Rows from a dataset

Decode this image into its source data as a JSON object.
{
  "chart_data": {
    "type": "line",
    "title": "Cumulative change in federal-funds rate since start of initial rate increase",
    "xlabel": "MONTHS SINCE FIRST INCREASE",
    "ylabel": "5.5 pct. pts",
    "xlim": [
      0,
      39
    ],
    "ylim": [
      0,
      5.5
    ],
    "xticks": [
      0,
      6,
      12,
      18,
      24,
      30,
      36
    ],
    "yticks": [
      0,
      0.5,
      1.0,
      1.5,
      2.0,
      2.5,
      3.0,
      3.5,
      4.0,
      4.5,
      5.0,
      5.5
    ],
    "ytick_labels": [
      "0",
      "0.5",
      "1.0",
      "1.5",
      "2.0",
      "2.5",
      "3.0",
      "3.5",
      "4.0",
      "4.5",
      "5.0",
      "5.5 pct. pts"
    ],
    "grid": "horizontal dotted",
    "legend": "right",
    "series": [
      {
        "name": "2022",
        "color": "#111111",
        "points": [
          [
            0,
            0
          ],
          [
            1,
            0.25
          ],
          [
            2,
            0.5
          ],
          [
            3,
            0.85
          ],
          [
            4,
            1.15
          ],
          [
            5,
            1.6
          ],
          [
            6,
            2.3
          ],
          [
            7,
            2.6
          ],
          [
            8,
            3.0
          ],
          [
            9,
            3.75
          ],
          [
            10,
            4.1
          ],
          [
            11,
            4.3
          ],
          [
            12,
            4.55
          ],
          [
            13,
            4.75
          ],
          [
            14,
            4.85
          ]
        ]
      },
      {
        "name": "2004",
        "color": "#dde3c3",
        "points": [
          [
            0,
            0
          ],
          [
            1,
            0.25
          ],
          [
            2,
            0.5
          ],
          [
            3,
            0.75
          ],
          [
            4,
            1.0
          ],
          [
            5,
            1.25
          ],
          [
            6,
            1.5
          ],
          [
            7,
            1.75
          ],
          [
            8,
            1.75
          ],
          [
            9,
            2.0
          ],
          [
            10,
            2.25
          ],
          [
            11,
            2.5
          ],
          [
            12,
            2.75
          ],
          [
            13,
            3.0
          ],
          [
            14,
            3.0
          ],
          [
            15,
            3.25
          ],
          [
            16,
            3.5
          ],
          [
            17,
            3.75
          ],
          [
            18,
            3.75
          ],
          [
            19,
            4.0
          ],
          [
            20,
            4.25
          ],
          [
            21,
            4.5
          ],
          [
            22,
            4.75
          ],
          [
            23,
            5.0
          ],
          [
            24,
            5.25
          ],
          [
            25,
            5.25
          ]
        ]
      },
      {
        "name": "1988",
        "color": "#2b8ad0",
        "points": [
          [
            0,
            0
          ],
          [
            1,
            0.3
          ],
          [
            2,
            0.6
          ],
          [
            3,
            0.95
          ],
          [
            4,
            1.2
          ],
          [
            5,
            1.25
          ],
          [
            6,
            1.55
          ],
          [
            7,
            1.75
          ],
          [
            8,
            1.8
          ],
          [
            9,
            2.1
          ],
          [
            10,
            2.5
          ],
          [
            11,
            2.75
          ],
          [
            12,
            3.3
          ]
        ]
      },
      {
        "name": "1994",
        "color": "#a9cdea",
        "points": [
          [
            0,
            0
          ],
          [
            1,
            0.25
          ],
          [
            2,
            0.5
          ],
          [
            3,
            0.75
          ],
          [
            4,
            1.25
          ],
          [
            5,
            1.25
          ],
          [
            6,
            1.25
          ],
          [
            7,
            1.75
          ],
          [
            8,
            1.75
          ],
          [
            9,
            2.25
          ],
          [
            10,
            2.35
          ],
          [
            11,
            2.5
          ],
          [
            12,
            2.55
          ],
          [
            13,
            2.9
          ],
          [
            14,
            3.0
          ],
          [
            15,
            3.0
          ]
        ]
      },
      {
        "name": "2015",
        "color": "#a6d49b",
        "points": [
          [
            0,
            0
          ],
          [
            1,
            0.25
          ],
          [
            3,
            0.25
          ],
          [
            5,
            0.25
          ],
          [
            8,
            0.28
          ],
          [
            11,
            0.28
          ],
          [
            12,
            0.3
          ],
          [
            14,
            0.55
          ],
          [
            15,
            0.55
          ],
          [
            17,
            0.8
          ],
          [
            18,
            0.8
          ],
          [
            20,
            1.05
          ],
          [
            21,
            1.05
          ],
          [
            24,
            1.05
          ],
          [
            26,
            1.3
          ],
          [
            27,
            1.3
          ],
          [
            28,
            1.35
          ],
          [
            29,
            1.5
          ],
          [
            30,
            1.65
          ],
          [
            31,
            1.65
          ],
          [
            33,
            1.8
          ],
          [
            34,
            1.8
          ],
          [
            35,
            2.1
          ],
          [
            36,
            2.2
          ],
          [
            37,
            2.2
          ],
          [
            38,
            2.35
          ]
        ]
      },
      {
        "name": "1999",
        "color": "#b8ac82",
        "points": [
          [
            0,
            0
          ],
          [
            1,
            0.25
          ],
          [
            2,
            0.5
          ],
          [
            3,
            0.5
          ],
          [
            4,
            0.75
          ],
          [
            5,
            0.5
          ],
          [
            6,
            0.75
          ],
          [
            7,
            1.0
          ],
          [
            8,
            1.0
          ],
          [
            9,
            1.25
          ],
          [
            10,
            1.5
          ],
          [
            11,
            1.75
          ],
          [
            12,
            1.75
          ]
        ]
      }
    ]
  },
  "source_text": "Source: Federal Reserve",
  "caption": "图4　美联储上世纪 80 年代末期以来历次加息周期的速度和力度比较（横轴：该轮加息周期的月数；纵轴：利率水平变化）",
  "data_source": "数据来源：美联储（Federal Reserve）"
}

Problem to solve: Copy out each line above, character for character.

Written solution:
Decode this image into its source data as a JSON object.
{
  "chart_data": {
    "type": "line",
    "title": "Cumulative change in federal-funds rate since start of initial rate increase",
    "xlabel": "MONTHS SINCE FIRST INCREASE",
    "ylabel": "5.5 pct. pts",
    "xlim": [
      0,
      39
    ],
    "ylim": [
      0,
      5.5
    ],
    "xticks": [
      0,
      6,
      12,
      18,
      24,
      30,
      36
    ],
    "yticks": [
      0,
      0.5,
      1.0,
      1.5,
      2.0,
      2.5,
      3.0,
      3.5,
      4.0,
      4.5,
      5.0,
      5.5
    ],
    "ytick_labels": [
      "0",
      "0.5",
      "1.0",
      "1.5",
      "2.0",
      "2.5",
      "3.0",
      "3.5",
      "4.0",
      "4.5",
      "5.0",
      "5.5 pct. pts"
    ],
    "grid": "horizontal dotted",
    "legend": "right",
    "series": [
      {
        "name": "2022",
        "color": "#111111",
        "points": [
          [
            0,
            0
          ],
          [
            1,
            0.25
          ],
          [
            2,
            0.5
          ],
          [
            3,
            0.85
          ],
          [
            4,
            1.15
          ],
          [
            5,
            1.6
          ],
          [
            6,
            2.3
          ],
          [
            7,
            2.6
          ],
          [
            8,
            3.0
          ],
          [
            9,
            3.75
          ],
          [
            10,
            4.1
          ],
          [
            11,
            4.3
          ],
          [
            12,
            4.55
          ],
          [
            13,
            4.75
          ],
          [
            14,
            4.85
          ]
        ]
      },
      {
        "name": "2004",
        "color": "#dde3c3",
        "points": [
          [
            0,
            0
          ],
          [
            1,
            0.25
          ],
          [
            2,
            0.5
          ],
          [
            3,
            0.75
          ],
          [
            4,
            1.0
          ],
          [
            5,
            1.25
          ],
          [
            6,
            1.5
          ],
          [
            7,
            1.75
          ],
          [
            8,
            1.75
          ],
          [
            9,
            2.0
          ],
          [
            10,
            2.25
          ],
          [
            11,
            2.5
          ],
          [
            12,
            2.75
          ],
          [
            13,
            3.0
          ],
          [
            14,
            3.0
          ],
          [
            15,
            3.25
          ],
          [
            16,
            3.5
          ],
          [
            17,
            3.75
          ],
          [
            18,
            3.75
          ],
          [
            19,
            4.0
          ],
          [
            20,
            4.25
          ],
          [
            21,
            4.5
          ],
          [
            22,
            4.75
          ],
          [
            23,
            5.0
          ],
          [
            24,
            5.25
          ],
          [
            25,
            5.25
          ]
        ]
      },
      {
        "name": "1988",
        "color": "#2b8ad0",
        "points": [
          [
            0,
            0
          ],
          [
            1,
            0.3
          ],
          [
            2,
            0.6
          ],
          [
            3,
            0.95
          ],
          [
            4,
            1.2
          ],
          [
            5,
            1.25
          ],
          [
            6,
            1.55
          ],
          [
            7,
            1.75
          ],
          [
            8,
            1.8
          ],
          [
            9,
            2.1
          ],
          [
            10,
            2.5
          ],
          [
            11,
            2.75
          ],
          [
            12,
            3.3
          ]
        ]
      },
      {
        "name": "1994",
        "color": "#a9cdea",
        "points": [
          [
            0,
            0
          ],
          [
            1,
            0.25
          ],
          [
            2,
            0.5
          ],
          [
            3,
            0.75
          ],
          [
            4,
            1.25
          ],
          [
            5,
            1.25
          ],
          [
            6,
            1.25
          ],
          [
            7,
            1.75
          ],
          [
            8,
            1.75
          ],
          [
            9,
            2.25
          ],
          [
            10,
            2.35
          ],
          [
            11,
            2.5
          ],
          [
            12,
            2.55
          ],
          [
            13,
            2.9
          ],
          [
            14,
            3.0
          ],
          [
            15,
            3.0
          ]
        ]
      },
      {
        "name": "2015",
        "color": "#a6d49b",
        "points": [
          [
            0,
            0
          ],
          [
            1,
            0.25
          ],
          [
            3,
            0.25
          ],
          [
            5,
            0.25
          ],
          [
            8,
            0.28
          ],
          [
            11,
            0.28
          ],
          [
            12,
            0.3
          ],
          [
            14,
            0.55
          ],
          [
            15,
            0.55
          ],
          [
            17,
            0.8
          ],
          [
            18,
            0.8
          ],
          [
            20,
            1.05
          ],
          [
            21,
            1.05
          ],
          [
            24,
            1.05
          ],
          [
            26,
            1.3
          ],
          [
            27,
            1.3
          ],
          [
            28,
            1.35
          ],
          [
            29,
            1.5
          ],
          [
            30,
            1.65
          ],
          [
            31,
            1.65
          ],
          [
            33,
            1.8
          ],
          [
            34,
            1.8
          ],
          [
            35,
            2.1
          ],
          [
            36,
            2.2
          ],
          [
            37,
            2.2
          ],
          [
            38,
            2.35
          ]
        ]
      },
      {
        "name": "1999",
        "color": "#b8ac82",
        "points": [
          [
            0,
            0
          ],
          [
            1,
            0.25
          ],
          [
            2,
            0.5
          ],
          [
            3,
            0.5
          ],
          [
            4,
            0.75
          ],
          [
            5,
            0.5
          ],
          [
            6,
            0.75
          ],
          [
            7,
            1.0
          ],
          [
            8,
            1.0
          ],
          [
            9,
            1.25
          ],
          [
            10,
            1.5
          ],
          [
            11,
            1.75
          ],
          [
            12,
            1.75
          ]
        ]
      }
    ]
  },
  "source_text": "Source: Federal Reserve",
  "caption": "图4　美联储上世纪 80 年代末期以来历次加息周期的速度和力度比较（横轴：该轮加息周期的月数；纵轴：利率水平变化）",
  "data_source": "数据来源：美联储（Federal Reserve）"
}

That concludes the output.